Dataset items
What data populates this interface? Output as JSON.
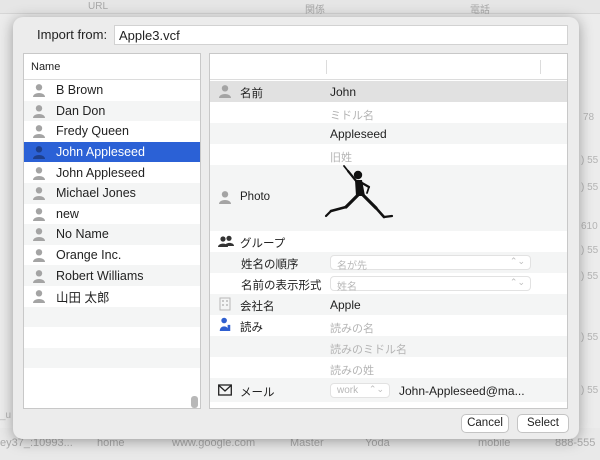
{
  "background": {
    "headers": [
      "URL",
      "関係",
      "電話"
    ],
    "right_fragments": [
      "78",
      ") 55",
      ") 55",
      "610",
      ") 55",
      ") 55",
      ") 55",
      ") 55"
    ],
    "left_fragments": [
      "ey37_:10993...",
      "_u"
    ],
    "bottom_row": [
      "home",
      "www.google.com",
      "Master",
      "Yoda",
      "mobile",
      "888-555"
    ]
  },
  "dialog": {
    "import_label": "Import from:",
    "import_value": "Apple3.vcf",
    "list_header": "Name",
    "contacts": [
      "B Brown",
      "Dan Don",
      "Fredy Queen",
      "John Appleseed",
      "John Appleseed",
      "Michael Jones",
      "new",
      "No Name",
      "Orange Inc.",
      "Robert Williams",
      "山田 太郎"
    ],
    "selected_index": 3,
    "detail": {
      "name_label": "名前",
      "first_name": "John",
      "middle_placeholder": "ミドル名",
      "last_name": "Appleseed",
      "former_placeholder": "旧姓",
      "photo_label": "Photo",
      "group_label": "グループ",
      "name_order_label": "姓名の順序",
      "name_order_value": "名が先",
      "display_label": "名前の表示形式",
      "display_value": "姓名",
      "company_label": "会社名",
      "company_value": "Apple",
      "reading_label": "読み",
      "reading_first_ph": "読みの名",
      "reading_middle_ph": "読みのミドル名",
      "reading_last_ph": "読みの姓",
      "mail_label": "メール",
      "mail_type": "work",
      "mail_value": "John-Appleseed@ma..."
    },
    "cancel_label": "Cancel",
    "select_label": "Select",
    "accent_color": "#2b61d6"
  }
}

TASK PROMPT: Using the material above, retype each entry exactly and omit the pictures.

RESPONSE TO THIS TASK:
What data populates this interface? Output as JSON.
{
  "background": {
    "headers": [
      "URL",
      "関係",
      "電話"
    ],
    "right_fragments": [
      "78",
      ") 55",
      ") 55",
      "610",
      ") 55",
      ") 55",
      ") 55",
      ") 55"
    ],
    "left_fragments": [
      "ey37_:10993...",
      "_u"
    ],
    "bottom_row": [
      "home",
      "www.google.com",
      "Master",
      "Yoda",
      "mobile",
      "888-555"
    ]
  },
  "dialog": {
    "import_label": "Import from:",
    "import_value": "Apple3.vcf",
    "list_header": "Name",
    "contacts": [
      "B Brown",
      "Dan Don",
      "Fredy Queen",
      "John Appleseed",
      "John Appleseed",
      "Michael Jones",
      "new",
      "No Name",
      "Orange Inc.",
      "Robert Williams",
      "山田 太郎"
    ],
    "selected_index": 3,
    "detail": {
      "name_label": "名前",
      "first_name": "John",
      "middle_placeholder": "ミドル名",
      "last_name": "Appleseed",
      "former_placeholder": "旧姓",
      "photo_label": "Photo",
      "group_label": "グループ",
      "name_order_label": "姓名の順序",
      "name_order_value": "名が先",
      "display_label": "名前の表示形式",
      "display_value": "姓名",
      "company_label": "会社名",
      "company_value": "Apple",
      "reading_label": "読み",
      "reading_first_ph": "読みの名",
      "reading_middle_ph": "読みのミドル名",
      "reading_last_ph": "読みの姓",
      "mail_label": "メール",
      "mail_type": "work",
      "mail_value": "John-Appleseed@ma..."
    },
    "cancel_label": "Cancel",
    "select_label": "Select",
    "accent_color": "#2b61d6"
  }
}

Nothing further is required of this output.